### EXERCISE OBJECTIVE
Produce the listing below again, exactly as shown.

### INFORMATION PROVIDED
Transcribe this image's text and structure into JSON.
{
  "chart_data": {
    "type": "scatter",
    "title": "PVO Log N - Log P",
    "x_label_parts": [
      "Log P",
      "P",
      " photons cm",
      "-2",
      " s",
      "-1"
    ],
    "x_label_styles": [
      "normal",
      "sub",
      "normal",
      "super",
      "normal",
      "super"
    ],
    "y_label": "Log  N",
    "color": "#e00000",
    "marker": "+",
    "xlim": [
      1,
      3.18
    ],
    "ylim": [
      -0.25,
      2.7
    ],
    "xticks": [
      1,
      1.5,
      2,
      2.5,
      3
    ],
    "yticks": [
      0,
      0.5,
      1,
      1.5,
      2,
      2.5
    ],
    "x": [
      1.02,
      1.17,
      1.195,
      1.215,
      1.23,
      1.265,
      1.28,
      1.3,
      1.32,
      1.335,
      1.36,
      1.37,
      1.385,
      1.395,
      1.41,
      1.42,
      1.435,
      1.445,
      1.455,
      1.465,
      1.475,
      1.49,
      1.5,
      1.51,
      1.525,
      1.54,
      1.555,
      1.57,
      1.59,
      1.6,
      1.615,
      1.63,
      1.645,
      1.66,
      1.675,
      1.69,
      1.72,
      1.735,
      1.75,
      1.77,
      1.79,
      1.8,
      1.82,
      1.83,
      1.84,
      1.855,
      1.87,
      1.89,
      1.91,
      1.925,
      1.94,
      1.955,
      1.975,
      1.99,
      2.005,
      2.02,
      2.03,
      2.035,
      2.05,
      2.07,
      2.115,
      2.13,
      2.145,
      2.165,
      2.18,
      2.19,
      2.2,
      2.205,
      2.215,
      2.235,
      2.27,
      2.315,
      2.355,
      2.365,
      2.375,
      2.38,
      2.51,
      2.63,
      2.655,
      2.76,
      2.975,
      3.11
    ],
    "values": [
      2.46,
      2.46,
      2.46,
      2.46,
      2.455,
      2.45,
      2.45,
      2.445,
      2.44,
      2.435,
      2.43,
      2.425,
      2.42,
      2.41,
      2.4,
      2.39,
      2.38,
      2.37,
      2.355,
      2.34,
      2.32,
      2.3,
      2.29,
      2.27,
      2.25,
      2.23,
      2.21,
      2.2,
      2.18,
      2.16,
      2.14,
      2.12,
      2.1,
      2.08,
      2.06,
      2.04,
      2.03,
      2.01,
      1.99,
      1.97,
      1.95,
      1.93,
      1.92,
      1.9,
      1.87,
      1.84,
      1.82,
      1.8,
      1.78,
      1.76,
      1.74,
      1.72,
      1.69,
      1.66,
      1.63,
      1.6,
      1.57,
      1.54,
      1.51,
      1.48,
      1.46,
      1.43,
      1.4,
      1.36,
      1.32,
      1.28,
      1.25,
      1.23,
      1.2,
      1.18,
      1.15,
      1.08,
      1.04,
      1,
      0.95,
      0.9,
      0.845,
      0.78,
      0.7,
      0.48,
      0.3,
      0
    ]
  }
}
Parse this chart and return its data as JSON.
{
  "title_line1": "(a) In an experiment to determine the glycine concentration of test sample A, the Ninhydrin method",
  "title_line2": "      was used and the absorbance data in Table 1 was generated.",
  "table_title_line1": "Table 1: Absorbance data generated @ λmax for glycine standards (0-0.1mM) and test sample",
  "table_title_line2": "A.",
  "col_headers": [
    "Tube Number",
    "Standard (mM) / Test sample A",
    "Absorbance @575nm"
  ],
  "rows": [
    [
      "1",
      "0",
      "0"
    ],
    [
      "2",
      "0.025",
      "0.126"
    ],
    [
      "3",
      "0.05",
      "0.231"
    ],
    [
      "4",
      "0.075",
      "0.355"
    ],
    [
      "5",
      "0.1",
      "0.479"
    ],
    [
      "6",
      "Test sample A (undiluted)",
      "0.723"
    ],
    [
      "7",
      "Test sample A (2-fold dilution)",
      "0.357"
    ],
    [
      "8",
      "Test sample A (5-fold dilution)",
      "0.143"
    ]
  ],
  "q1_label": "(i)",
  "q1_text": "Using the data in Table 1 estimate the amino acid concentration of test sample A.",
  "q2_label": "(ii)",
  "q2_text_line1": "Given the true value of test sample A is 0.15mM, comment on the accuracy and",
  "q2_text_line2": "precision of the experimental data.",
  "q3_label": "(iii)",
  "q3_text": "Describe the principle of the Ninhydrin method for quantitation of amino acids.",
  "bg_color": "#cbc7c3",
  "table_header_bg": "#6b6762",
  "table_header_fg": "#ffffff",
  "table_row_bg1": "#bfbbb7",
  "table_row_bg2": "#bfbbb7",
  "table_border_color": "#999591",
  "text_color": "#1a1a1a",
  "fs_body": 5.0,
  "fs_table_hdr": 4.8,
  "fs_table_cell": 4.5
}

### SOLUTION TO THIS EXERCISE
Transcribe this image's text and structure into JSON.
{
  "chart_data": {
    "type": "scatter",
    "title": "PVO Log N - Log P",
    "x_label_parts": [
      "Log P",
      "P",
      " photons cm",
      "-2",
      " s",
      "-1"
    ],
    "x_label_styles": [
      "normal",
      "sub",
      "normal",
      "super",
      "normal",
      "super"
    ],
    "y_label": "Log  N",
    "color": "#e00000",
    "marker": "+",
    "xlim": [
      1,
      3.18
    ],
    "ylim": [
      -0.25,
      2.7
    ],
    "xticks": [
      1,
      1.5,
      2,
      2.5,
      3
    ],
    "yticks": [
      0,
      0.5,
      1,
      1.5,
      2,
      2.5
    ],
    "x": [
      1.02,
      1.17,
      1.195,
      1.215,
      1.23,
      1.265,
      1.28,
      1.3,
      1.32,
      1.335,
      1.36,
      1.37,
      1.385,
      1.395,
      1.41,
      1.42,
      1.435,
      1.445,
      1.455,
      1.465,
      1.475,
      1.49,
      1.5,
      1.51,
      1.525,
      1.54,
      1.555,
      1.57,
      1.59,
      1.6,
      1.615,
      1.63,
      1.645,
      1.66,
      1.675,
      1.69,
      1.72,
      1.735,
      1.75,
      1.77,
      1.79,
      1.8,
      1.82,
      1.83,
      1.84,
      1.855,
      1.87,
      1.89,
      1.91,
      1.925,
      1.94,
      1.955,
      1.975,
      1.99,
      2.005,
      2.02,
      2.03,
      2.035,
      2.05,
      2.07,
      2.115,
      2.13,
      2.145,
      2.165,
      2.18,
      2.19,
      2.2,
      2.205,
      2.215,
      2.235,
      2.27,
      2.315,
      2.355,
      2.365,
      2.375,
      2.38,
      2.51,
      2.63,
      2.655,
      2.76,
      2.975,
      3.11
    ],
    "values": [
      2.46,
      2.46,
      2.46,
      2.46,
      2.455,
      2.45,
      2.45,
      2.445,
      2.44,
      2.435,
      2.43,
      2.425,
      2.42,
      2.41,
      2.4,
      2.39,
      2.38,
      2.37,
      2.355,
      2.34,
      2.32,
      2.3,
      2.29,
      2.27,
      2.25,
      2.23,
      2.21,
      2.2,
      2.18,
      2.16,
      2.14,
      2.12,
      2.1,
      2.08,
      2.06,
      2.04,
      2.03,
      2.01,
      1.99,
      1.97,
      1.95,
      1.93,
      1.92,
      1.9,
      1.87,
      1.84,
      1.82,
      1.8,
      1.78,
      1.76,
      1.74,
      1.72,
      1.69,
      1.66,
      1.63,
      1.6,
      1.57,
      1.54,
      1.51,
      1.48,
      1.46,
      1.43,
      1.4,
      1.36,
      1.32,
      1.28,
      1.25,
      1.23,
      1.2,
      1.18,
      1.15,
      1.08,
      1.04,
      1,
      0.95,
      0.9,
      0.845,
      0.78,
      0.7,
      0.48,
      0.3,
      0
    ]
  }
}
Parse this chart and return its data as JSON.
{
  "title_line1": "(a) In an experiment to determine the glycine concentration of test sample A, the Ninhydrin method",
  "title_line2": "      was used and the absorbance data in Table 1 was generated.",
  "table_title_line1": "Table 1: Absorbance data generated @ λmax for glycine standards (0-0.1mM) and test sample",
  "table_title_line2": "A.",
  "col_headers": [
    "Tube Number",
    "Standard (mM) / Test sample A",
    "Absorbance @575nm"
  ],
  "rows": [
    [
      "1",
      "0",
      "0"
    ],
    [
      "2",
      "0.025",
      "0.126"
    ],
    [
      "3",
      "0.05",
      "0.231"
    ],
    [
      "4",
      "0.075",
      "0.355"
    ],
    [
      "5",
      "0.1",
      "0.479"
    ],
    [
      "6",
      "Test sample A (undiluted)",
      "0.723"
    ],
    [
      "7",
      "Test sample A (2-fold dilution)",
      "0.357"
    ],
    [
      "8",
      "Test sample A (5-fold dilution)",
      "0.143"
    ]
  ],
  "q1_label": "(i)",
  "q1_text": "Using the data in Table 1 estimate the amino acid concentration of test sample A.",
  "q2_label": "(ii)",
  "q2_text_line1": "Given the true value of test sample A is 0.15mM, comment on the accuracy and",
  "q2_text_line2": "precision of the experimental data.",
  "q3_label": "(iii)",
  "q3_text": "Describe the principle of the Ninhydrin method for quantitation of amino acids.",
  "bg_color": "#cbc7c3",
  "table_header_bg": "#6b6762",
  "table_header_fg": "#ffffff",
  "table_row_bg1": "#bfbbb7",
  "table_row_bg2": "#bfbbb7",
  "table_border_color": "#999591",
  "text_color": "#1a1a1a",
  "fs_body": 5.0,
  "fs_table_hdr": 4.8,
  "fs_table_cell": 4.5
}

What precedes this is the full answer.